**Data excerpts**
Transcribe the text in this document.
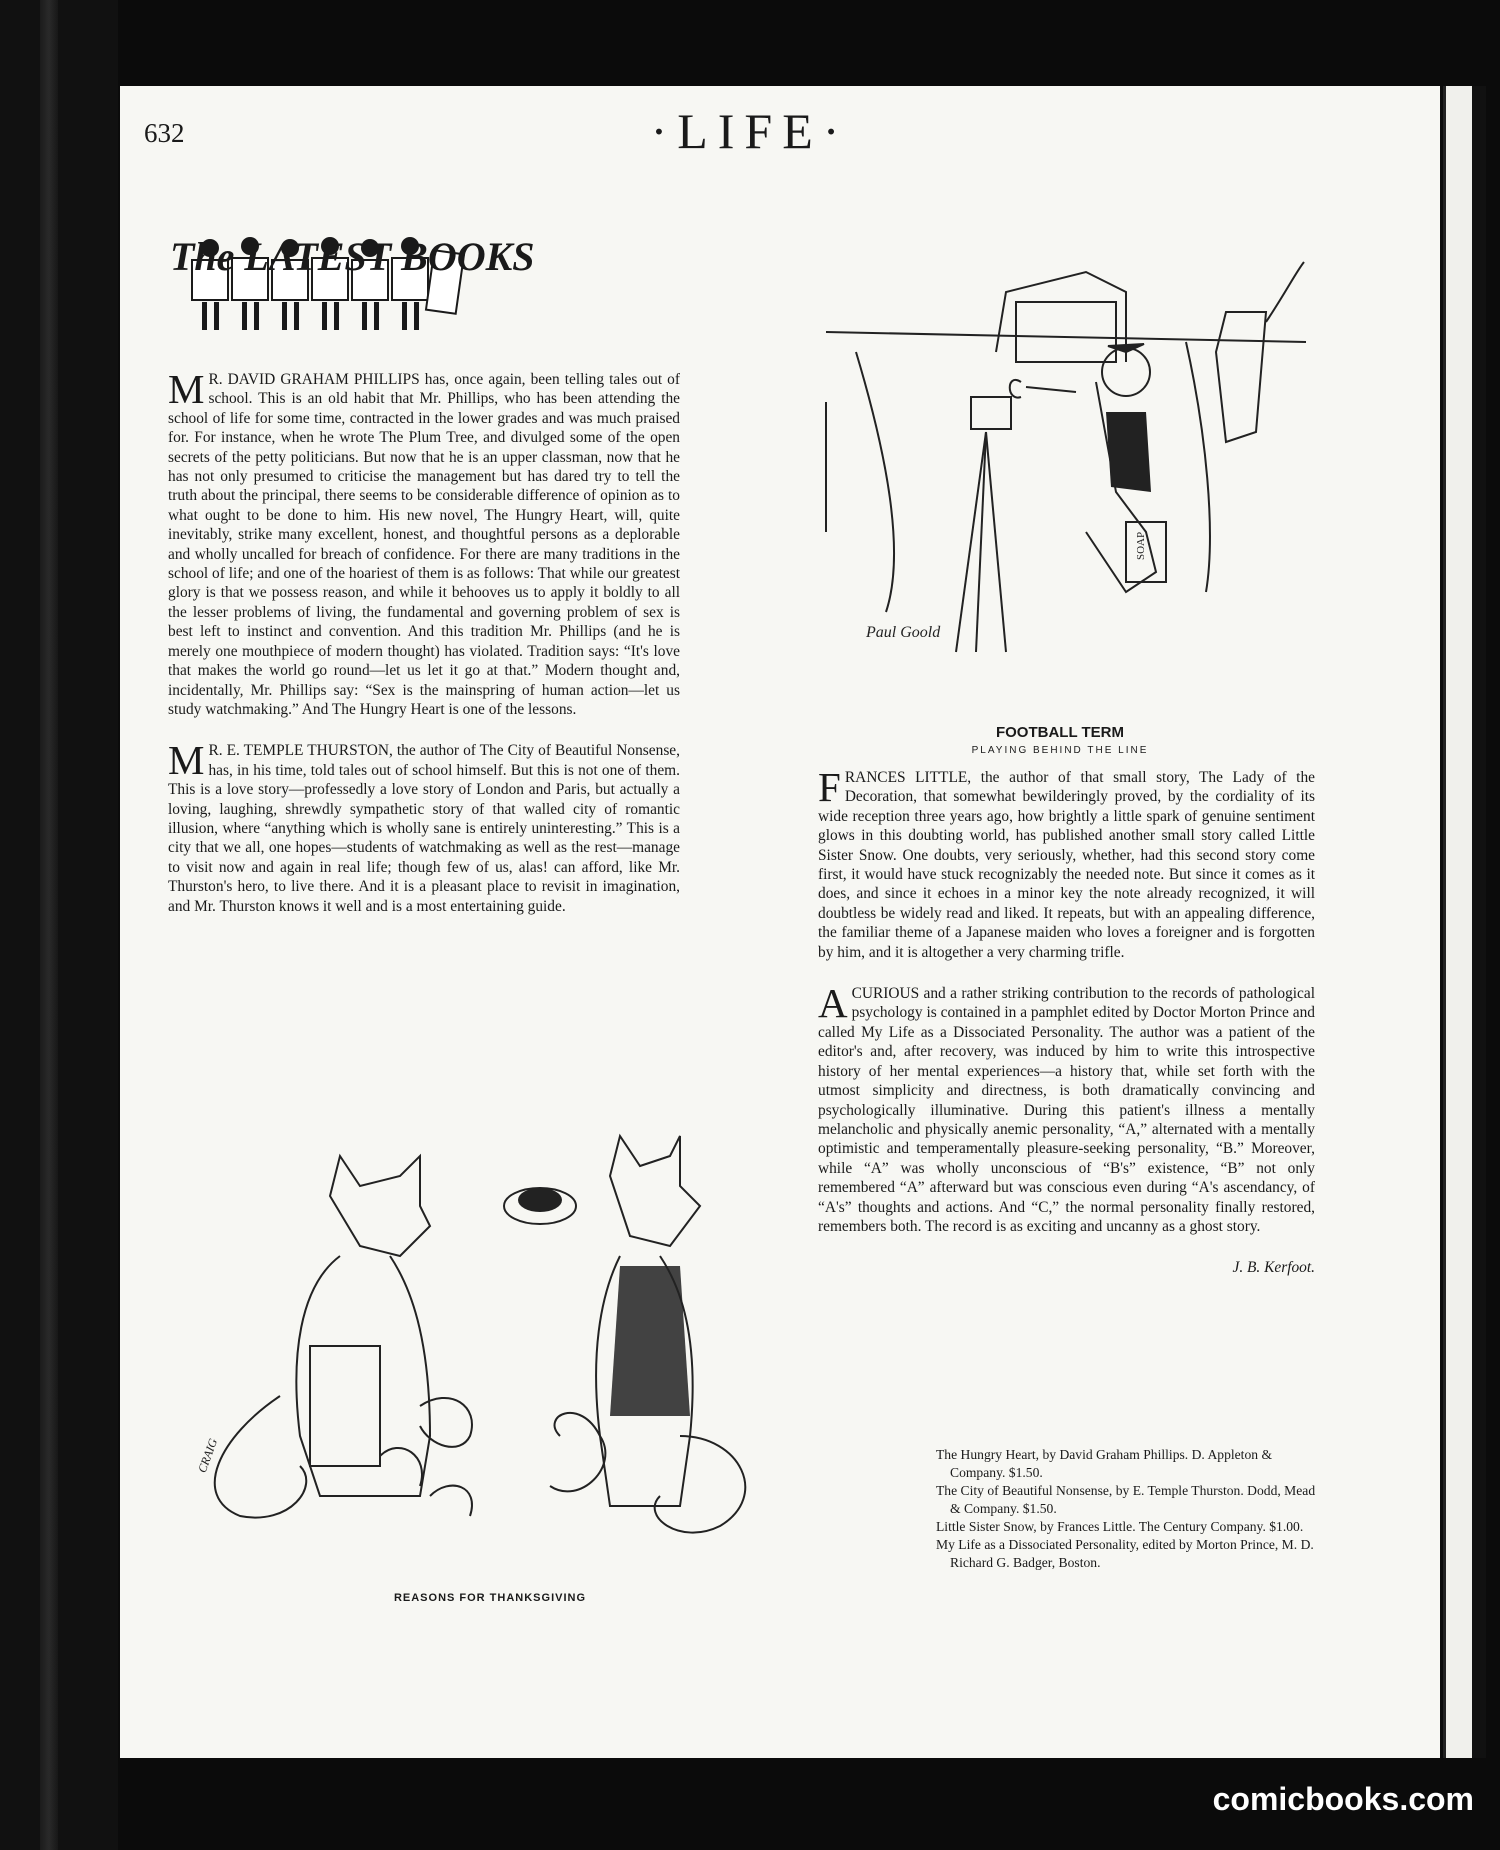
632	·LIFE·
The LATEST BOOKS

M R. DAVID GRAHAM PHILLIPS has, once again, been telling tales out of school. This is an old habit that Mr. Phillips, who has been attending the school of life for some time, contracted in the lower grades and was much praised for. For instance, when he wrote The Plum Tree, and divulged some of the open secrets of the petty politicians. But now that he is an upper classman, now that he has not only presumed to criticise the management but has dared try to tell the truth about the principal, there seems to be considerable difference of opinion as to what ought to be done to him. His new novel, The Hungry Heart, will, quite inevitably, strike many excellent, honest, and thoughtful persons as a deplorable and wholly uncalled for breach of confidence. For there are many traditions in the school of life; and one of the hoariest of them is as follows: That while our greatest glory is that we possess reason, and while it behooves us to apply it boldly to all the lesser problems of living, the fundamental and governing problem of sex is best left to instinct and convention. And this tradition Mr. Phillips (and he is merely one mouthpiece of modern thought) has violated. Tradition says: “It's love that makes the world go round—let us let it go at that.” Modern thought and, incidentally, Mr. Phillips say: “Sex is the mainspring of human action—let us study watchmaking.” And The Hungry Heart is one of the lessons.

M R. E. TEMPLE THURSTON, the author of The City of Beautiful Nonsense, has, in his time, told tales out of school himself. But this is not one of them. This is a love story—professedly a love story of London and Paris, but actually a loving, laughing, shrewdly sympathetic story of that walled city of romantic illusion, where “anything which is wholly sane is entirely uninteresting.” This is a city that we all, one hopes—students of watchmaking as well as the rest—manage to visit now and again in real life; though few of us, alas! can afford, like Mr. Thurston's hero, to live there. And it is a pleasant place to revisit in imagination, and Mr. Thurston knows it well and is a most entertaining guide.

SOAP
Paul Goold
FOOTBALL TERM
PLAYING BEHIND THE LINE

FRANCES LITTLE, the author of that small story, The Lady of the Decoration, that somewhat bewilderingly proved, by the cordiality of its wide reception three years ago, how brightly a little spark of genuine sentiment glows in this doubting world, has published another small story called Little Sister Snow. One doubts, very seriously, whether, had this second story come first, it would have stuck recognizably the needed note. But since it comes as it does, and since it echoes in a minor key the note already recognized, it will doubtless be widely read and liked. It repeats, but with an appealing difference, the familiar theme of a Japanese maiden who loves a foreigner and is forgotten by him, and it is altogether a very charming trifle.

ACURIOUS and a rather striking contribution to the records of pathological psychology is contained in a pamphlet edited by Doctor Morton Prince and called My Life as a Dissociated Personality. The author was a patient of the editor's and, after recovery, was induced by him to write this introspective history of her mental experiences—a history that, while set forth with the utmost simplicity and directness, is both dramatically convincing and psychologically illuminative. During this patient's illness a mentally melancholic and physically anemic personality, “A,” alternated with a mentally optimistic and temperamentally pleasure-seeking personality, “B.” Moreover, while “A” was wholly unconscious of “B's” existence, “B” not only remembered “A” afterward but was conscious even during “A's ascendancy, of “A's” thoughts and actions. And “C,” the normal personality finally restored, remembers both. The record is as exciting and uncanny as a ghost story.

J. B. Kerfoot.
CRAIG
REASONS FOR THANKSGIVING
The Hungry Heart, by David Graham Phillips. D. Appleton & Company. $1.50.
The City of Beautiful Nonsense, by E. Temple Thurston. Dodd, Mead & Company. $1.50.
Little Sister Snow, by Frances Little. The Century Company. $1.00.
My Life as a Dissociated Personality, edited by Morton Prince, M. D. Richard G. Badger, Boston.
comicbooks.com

**Aim of the task**
Copy each line from the data above that includes "Morton".

**Task answer**
ACURIOUS and a rather striking contribution to the records of pathological psychology is contained in a pamphlet edited by Doctor Morton Prince and called My Life as a Dissociated Personality. The author was a patient of the editor's and, after recovery, was induced by him to write this introspective history of her mental experiences—a history that, while set forth with the utmost simplicity and directness, is both dramatically convincing and psychologically illuminative. During this patient's illness a mentally melancholic and physically anemic personality, “A,” alternated with a mentally optimistic and temperamentally pleasure-seeking personality, “B.” Moreover, while “A” was wholly unconscious of “B's” existence, “B” not only remembered “A” afterward but was conscious even during “A's ascendancy, of “A's” thoughts and actions. And “C,” the normal personality finally restored, remembers both. The record is as exciting and uncanny as a ghost story.
My Life as a Dissociated Personality, edited by Morton Prince, M. D. Richard G. Badger, Boston.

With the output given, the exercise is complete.